[Dataset records on visual material]
## Start

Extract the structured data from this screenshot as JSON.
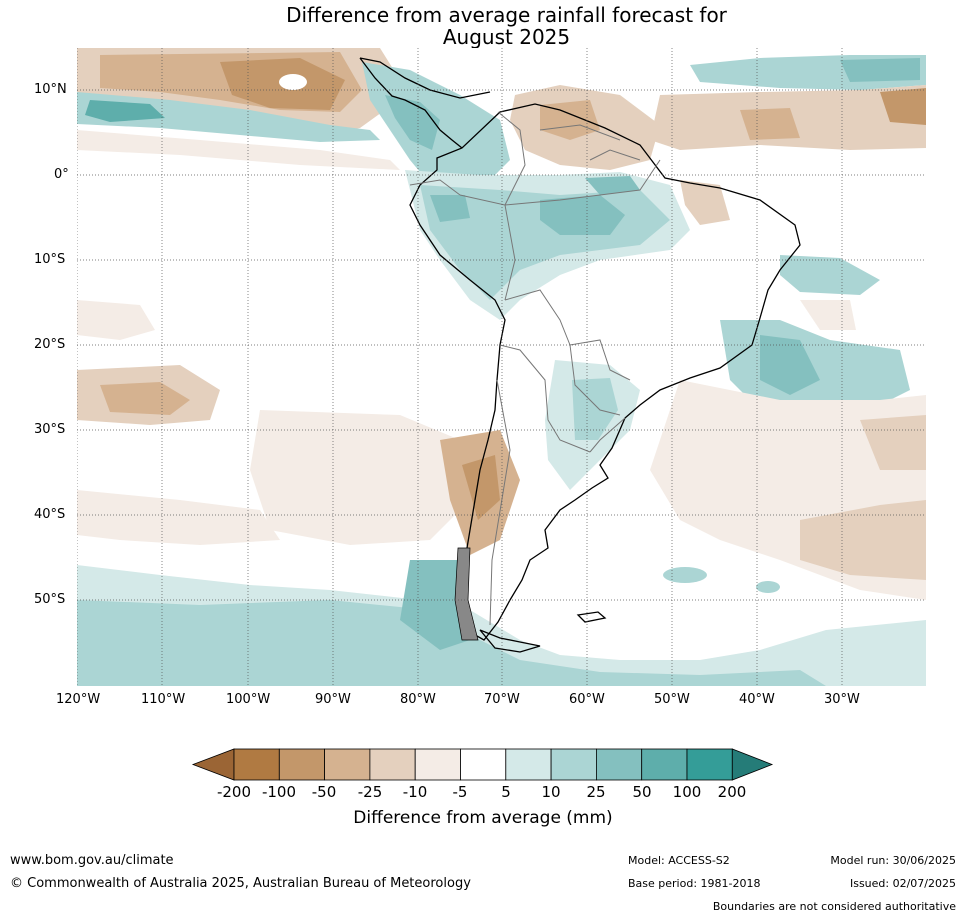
{
  "title": {
    "line1": "Difference from average rainfall forecast for",
    "line2": "August 2025"
  },
  "latitude_labels": [
    "10°N",
    "0°",
    "10°S",
    "20°S",
    "30°S",
    "40°S",
    "50°S"
  ],
  "longitude_labels": [
    "120°W",
    "110°W",
    "100°W",
    "90°W",
    "80°W",
    "70°W",
    "60°W",
    "50°W",
    "40°W",
    "30°W"
  ],
  "legend": {
    "title": "Difference from average (mm)",
    "ticks": [
      "-200",
      "-100",
      "-50",
      "-25",
      "-10",
      "-5",
      "5",
      "10",
      "25",
      "50",
      "100",
      "200"
    ],
    "colors": [
      "#9b6535",
      "#b07a42",
      "#c3976a",
      "#d5b290",
      "#e4d0be",
      "#f4ece6",
      "#ffffff",
      "#d4e9e8",
      "#abd5d4",
      "#84c0bf",
      "#5eaeab",
      "#349d98",
      "#257c78"
    ]
  },
  "footer": {
    "website": "www.bom.gov.au/climate",
    "copyright": "© Commonwealth of Australia 2025, Australian Bureau of Meteorology",
    "model": "Model: ACCESS-S2",
    "base_period": "Base period: 1981-2018",
    "model_run": "Model run: 30/06/2025",
    "issued": "Issued: 02/07/2025",
    "boundaries_note": "Boundaries are not considered authoritative"
  }
}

## End

**Work instructions**:
Omit each picture, then return all of the listing exactly as it stands.

**Full response**:
Extract the structured data from this screenshot as JSON.
{
  "title": {
    "line1": "Difference from average rainfall forecast for",
    "line2": "August 2025"
  },
  "latitude_labels": [
    "10°N",
    "0°",
    "10°S",
    "20°S",
    "30°S",
    "40°S",
    "50°S"
  ],
  "longitude_labels": [
    "120°W",
    "110°W",
    "100°W",
    "90°W",
    "80°W",
    "70°W",
    "60°W",
    "50°W",
    "40°W",
    "30°W"
  ],
  "legend": {
    "title": "Difference from average (mm)",
    "ticks": [
      "-200",
      "-100",
      "-50",
      "-25",
      "-10",
      "-5",
      "5",
      "10",
      "25",
      "50",
      "100",
      "200"
    ],
    "colors": [
      "#9b6535",
      "#b07a42",
      "#c3976a",
      "#d5b290",
      "#e4d0be",
      "#f4ece6",
      "#ffffff",
      "#d4e9e8",
      "#abd5d4",
      "#84c0bf",
      "#5eaeab",
      "#349d98",
      "#257c78"
    ]
  },
  "footer": {
    "website": "www.bom.gov.au/climate",
    "copyright": "© Commonwealth of Australia 2025, Australian Bureau of Meteorology",
    "model": "Model: ACCESS-S2",
    "base_period": "Base period: 1981-2018",
    "model_run": "Model run: 30/06/2025",
    "issued": "Issued: 02/07/2025",
    "boundaries_note": "Boundaries are not considered authoritative"
  }
}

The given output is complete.